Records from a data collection
........

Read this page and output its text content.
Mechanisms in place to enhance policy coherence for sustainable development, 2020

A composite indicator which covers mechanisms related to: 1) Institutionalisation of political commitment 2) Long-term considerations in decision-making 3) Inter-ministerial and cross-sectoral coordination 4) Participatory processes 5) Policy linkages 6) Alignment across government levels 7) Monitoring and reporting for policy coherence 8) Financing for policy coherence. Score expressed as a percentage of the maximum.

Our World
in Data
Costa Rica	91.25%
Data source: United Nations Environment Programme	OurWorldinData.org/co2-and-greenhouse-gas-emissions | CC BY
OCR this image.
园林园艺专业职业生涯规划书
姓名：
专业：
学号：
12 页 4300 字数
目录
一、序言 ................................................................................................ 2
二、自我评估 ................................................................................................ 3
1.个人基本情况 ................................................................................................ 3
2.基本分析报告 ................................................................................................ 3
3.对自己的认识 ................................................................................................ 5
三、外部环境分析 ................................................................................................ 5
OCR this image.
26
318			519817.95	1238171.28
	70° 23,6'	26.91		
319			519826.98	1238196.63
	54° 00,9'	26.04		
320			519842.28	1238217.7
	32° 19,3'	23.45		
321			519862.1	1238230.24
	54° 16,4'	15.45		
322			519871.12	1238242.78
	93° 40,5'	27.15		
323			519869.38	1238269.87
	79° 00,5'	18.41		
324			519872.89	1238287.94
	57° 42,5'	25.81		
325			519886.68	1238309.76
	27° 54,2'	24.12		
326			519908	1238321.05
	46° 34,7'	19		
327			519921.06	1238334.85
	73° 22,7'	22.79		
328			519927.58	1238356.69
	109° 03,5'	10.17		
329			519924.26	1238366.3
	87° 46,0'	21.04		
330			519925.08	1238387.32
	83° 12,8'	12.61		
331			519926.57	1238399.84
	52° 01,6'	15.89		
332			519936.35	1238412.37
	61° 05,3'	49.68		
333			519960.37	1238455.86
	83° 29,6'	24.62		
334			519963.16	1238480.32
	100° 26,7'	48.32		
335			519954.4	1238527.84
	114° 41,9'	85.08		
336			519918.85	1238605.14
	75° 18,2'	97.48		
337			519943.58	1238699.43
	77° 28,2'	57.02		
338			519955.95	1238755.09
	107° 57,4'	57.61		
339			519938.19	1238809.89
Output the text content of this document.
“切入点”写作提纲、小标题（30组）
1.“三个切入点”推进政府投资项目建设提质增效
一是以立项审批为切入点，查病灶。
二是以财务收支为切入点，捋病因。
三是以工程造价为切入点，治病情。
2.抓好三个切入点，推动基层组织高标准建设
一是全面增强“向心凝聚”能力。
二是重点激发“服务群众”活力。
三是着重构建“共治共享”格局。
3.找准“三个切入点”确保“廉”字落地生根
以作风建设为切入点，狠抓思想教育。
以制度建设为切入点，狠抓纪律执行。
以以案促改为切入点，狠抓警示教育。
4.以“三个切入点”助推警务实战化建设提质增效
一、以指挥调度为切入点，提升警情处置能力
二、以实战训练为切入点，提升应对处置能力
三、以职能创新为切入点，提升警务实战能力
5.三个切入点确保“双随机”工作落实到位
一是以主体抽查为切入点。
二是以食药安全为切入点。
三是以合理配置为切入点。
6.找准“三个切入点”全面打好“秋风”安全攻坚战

........

(INSTRUCTIONS FOR THE TASK) Please repeat the listing exactly, with nothing left out.

(CORRECT OUTPUT)
Read this page and output its text content.
Mechanisms in place to enhance policy coherence for sustainable development, 2020

A composite indicator which covers mechanisms related to: 1) Institutionalisation of political commitment 2) Long-term considerations in decision-making 3) Inter-ministerial and cross-sectoral coordination 4) Participatory processes 5) Policy linkages 6) Alignment across government levels 7) Monitoring and reporting for policy coherence 8) Financing for policy coherence. Score expressed as a percentage of the maximum.

Our World
in Data
Costa Rica	91.25%
Data source: United Nations Environment Programme	OurWorldinData.org/co2-and-greenhouse-gas-emissions | CC BY
OCR this image.
园林园艺专业职业生涯规划书
姓名：
专业：
学号：
12 页 4300 字数
目录
一、序言 ................................................................................................ 2
二、自我评估 ................................................................................................ 3
1.个人基本情况 ................................................................................................ 3
2.基本分析报告 ................................................................................................ 3
3.对自己的认识 ................................................................................................ 5
三、外部环境分析 ................................................................................................ 5
OCR this image.
26
318			519817.95	1238171.28
	70° 23,6'	26.91		
319			519826.98	1238196.63
	54° 00,9'	26.04		
320			519842.28	1238217.7
	32° 19,3'	23.45		
321			519862.1	1238230.24
	54° 16,4'	15.45		
322			519871.12	1238242.78
	93° 40,5'	27.15		
323			519869.38	1238269.87
	79° 00,5'	18.41		
324			519872.89	1238287.94
	57° 42,5'	25.81		
325			519886.68	1238309.76
	27° 54,2'	24.12		
326			519908	1238321.05
	46° 34,7'	19		
327			519921.06	1238334.85
	73° 22,7'	22.79		
328			519927.58	1238356.69
	109° 03,5'	10.17		
329			519924.26	1238366.3
	87° 46,0'	21.04		
330			519925.08	1238387.32
	83° 12,8'	12.61		
331			519926.57	1238399.84
	52° 01,6'	15.89		
332			519936.35	1238412.37
	61° 05,3'	49.68		
333			519960.37	1238455.86
	83° 29,6'	24.62		
334			519963.16	1238480.32
	100° 26,7'	48.32		
335			519954.4	1238527.84
	114° 41,9'	85.08		
336			519918.85	1238605.14
	75° 18,2'	97.48		
337			519943.58	1238699.43
	77° 28,2'	57.02		
338			519955.95	1238755.09
	107° 57,4'	57.61		
339			519938.19	1238809.89
Output the text content of this document.
“切入点”写作提纲、小标题（30组）
1.“三个切入点”推进政府投资项目建设提质增效
一是以立项审批为切入点，查病灶。
二是以财务收支为切入点，捋病因。
三是以工程造价为切入点，治病情。
2.抓好三个切入点，推动基层组织高标准建设
一是全面增强“向心凝聚”能力。
二是重点激发“服务群众”活力。
三是着重构建“共治共享”格局。
3.找准“三个切入点”确保“廉”字落地生根
以作风建设为切入点，狠抓思想教育。
以制度建设为切入点，狠抓纪律执行。
以以案促改为切入点，狠抓警示教育。
4.以“三个切入点”助推警务实战化建设提质增效
一、以指挥调度为切入点，提升警情处置能力
二、以实战训练为切入点，提升应对处置能力
三、以职能创新为切入点，提升警务实战能力
5.三个切入点确保“双随机”工作落实到位
一是以主体抽查为切入点。
二是以食药安全为切入点。
三是以合理配置为切入点。
6.找准“三个切入点”全面打好“秋风”安全攻坚战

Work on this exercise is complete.